--- begin Records provided ---
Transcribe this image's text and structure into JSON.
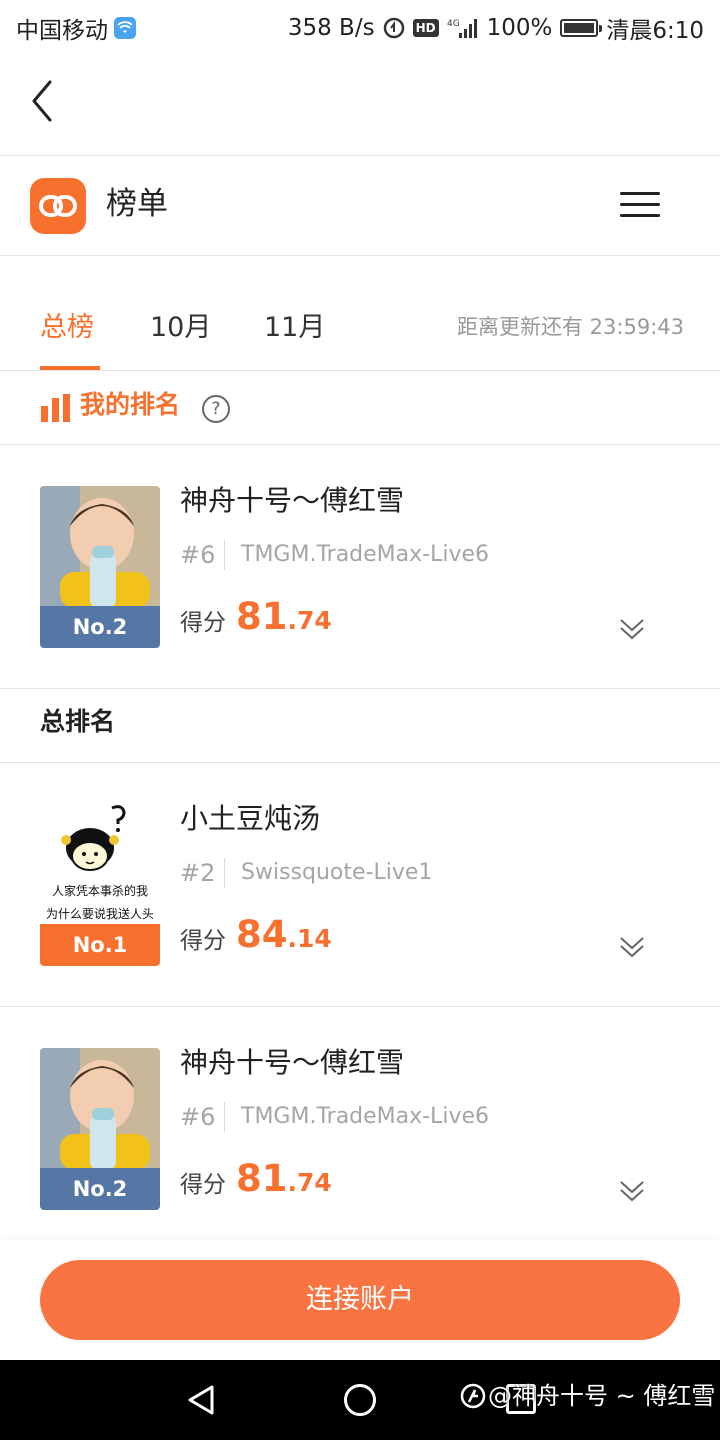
{
  "status_bar": {
    "carrier": "中国移动",
    "net_speed": "358 B/s",
    "battery_percent": "100%",
    "battery_level": 1.0,
    "time": "清晨6:10",
    "icons": [
      "wifi-icon",
      "data-saver-icon",
      "hd-icon",
      "signal-icon",
      "battery-icon"
    ],
    "hd_label": "HD"
  },
  "header": {
    "title": "榜单",
    "logo_icon": "link-logo-icon",
    "menu_icon": "hamburger-menu-icon"
  },
  "tabs": [
    {
      "label": "总榜",
      "active": true
    },
    {
      "label": "10月",
      "active": false
    },
    {
      "label": "11月",
      "active": false
    }
  ],
  "countdown": "距离更新还有 23:59:43",
  "my_rank": {
    "label": "我的排名",
    "help_symbol": "?",
    "card": {
      "name": "神舟十号～傅红雪",
      "position": "#6",
      "server": "TMGM.TradeMax-Live6",
      "rank_badge": "No.2",
      "score_label": "得分",
      "score_int": "81",
      "score_dec": ".74"
    }
  },
  "overall": {
    "title": "总排名",
    "entries": [
      {
        "name": "小土豆炖汤",
        "position": "#2",
        "server": "Swissquote-Live1",
        "rank_badge": "No.1",
        "score_label": "得分",
        "score_int": "84",
        "score_dec": ".14",
        "avatar_caption_1": "人家凭本事杀的我",
        "avatar_caption_2": "为什么要说我送人头"
      },
      {
        "name": "神舟十号～傅红雪",
        "position": "#6",
        "server": "TMGM.TradeMax-Live6",
        "rank_badge": "No.2",
        "score_label": "得分",
        "score_int": "81",
        "score_dec": ".74"
      }
    ]
  },
  "bottom": {
    "connect_label": "连接账户"
  },
  "watermark": "@神舟十号 ~ 傅红雪",
  "colors": {
    "accent": "#f7702d",
    "button": "#fa7442",
    "badge_blue": "#5577a6",
    "muted_text": "#a5a5a5"
  }
}
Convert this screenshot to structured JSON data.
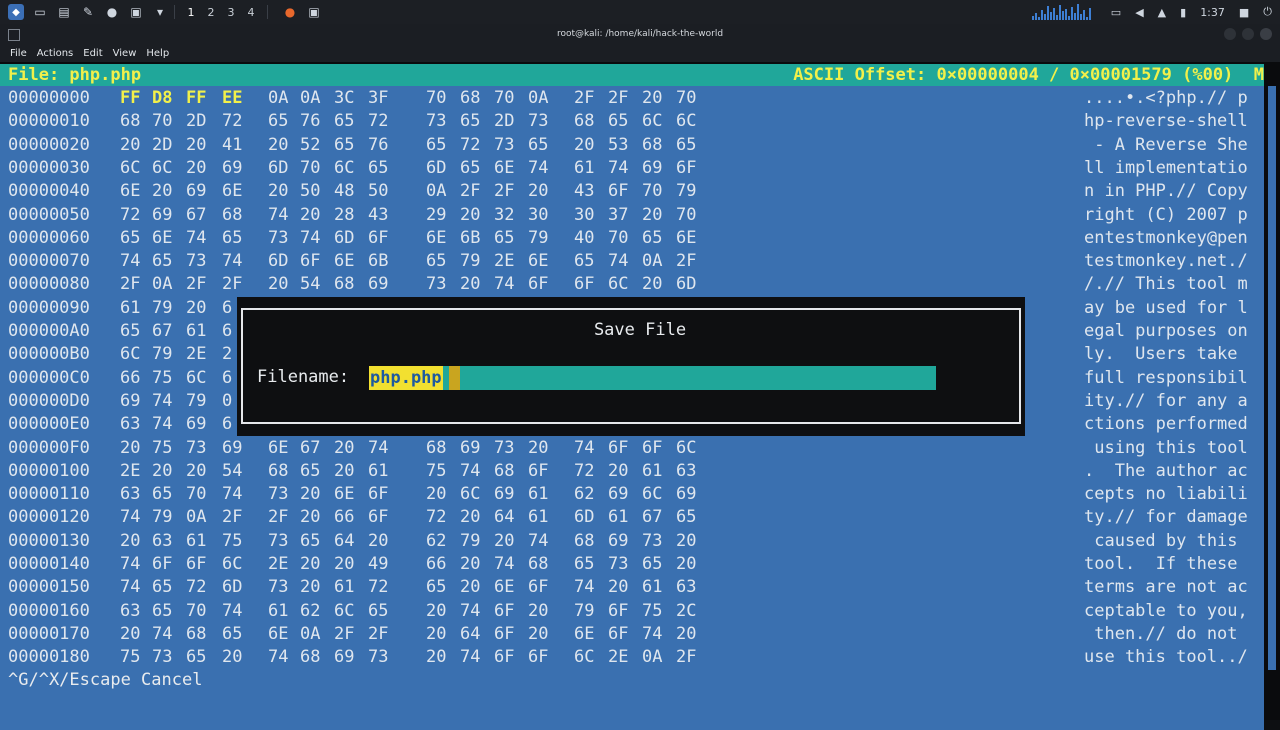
--- end Records provided ---
Leave the images out and output the remaining material exactly as it stands.

Transcribe this image's text and structure into JSON.
{
  "status_bar": {
    "carrier": "中国移动",
    "net_speed": "358 B/s",
    "battery_percent": "100%",
    "battery_level": 1.0,
    "time": "清晨6:10",
    "icons": [
      "wifi-icon",
      "data-saver-icon",
      "hd-icon",
      "signal-icon",
      "battery-icon"
    ],
    "hd_label": "HD"
  },
  "header": {
    "title": "榜单",
    "logo_icon": "link-logo-icon",
    "menu_icon": "hamburger-menu-icon"
  },
  "tabs": [
    {
      "label": "总榜",
      "active": true
    },
    {
      "label": "10月",
      "active": false
    },
    {
      "label": "11月",
      "active": false
    }
  ],
  "countdown": "距离更新还有 23:59:43",
  "my_rank": {
    "label": "我的排名",
    "help_symbol": "?",
    "card": {
      "name": "神舟十号～傅红雪",
      "position": "#6",
      "server": "TMGM.TradeMax-Live6",
      "rank_badge": "No.2",
      "score_label": "得分",
      "score_int": "81",
      "score_dec": ".74"
    }
  },
  "overall": {
    "title": "总排名",
    "entries": [
      {
        "name": "小土豆炖汤",
        "position": "#2",
        "server": "Swissquote-Live1",
        "rank_badge": "No.1",
        "score_label": "得分",
        "score_int": "84",
        "score_dec": ".14",
        "avatar_caption_1": "人家凭本事杀的我",
        "avatar_caption_2": "为什么要说我送人头"
      },
      {
        "name": "神舟十号～傅红雪",
        "position": "#6",
        "server": "TMGM.TradeMax-Live6",
        "rank_badge": "No.2",
        "score_label": "得分",
        "score_int": "81",
        "score_dec": ".74"
      }
    ]
  },
  "bottom": {
    "connect_label": "连接账户"
  },
  "watermark": "@神舟十号 ~ 傅红雪",
  "colors": {
    "accent": "#f7702d",
    "button": "#fa7442",
    "badge_blue": "#5577a6",
    "muted_text": "#a5a5a5"
  }
}
Convert this screenshot to structured JSON data.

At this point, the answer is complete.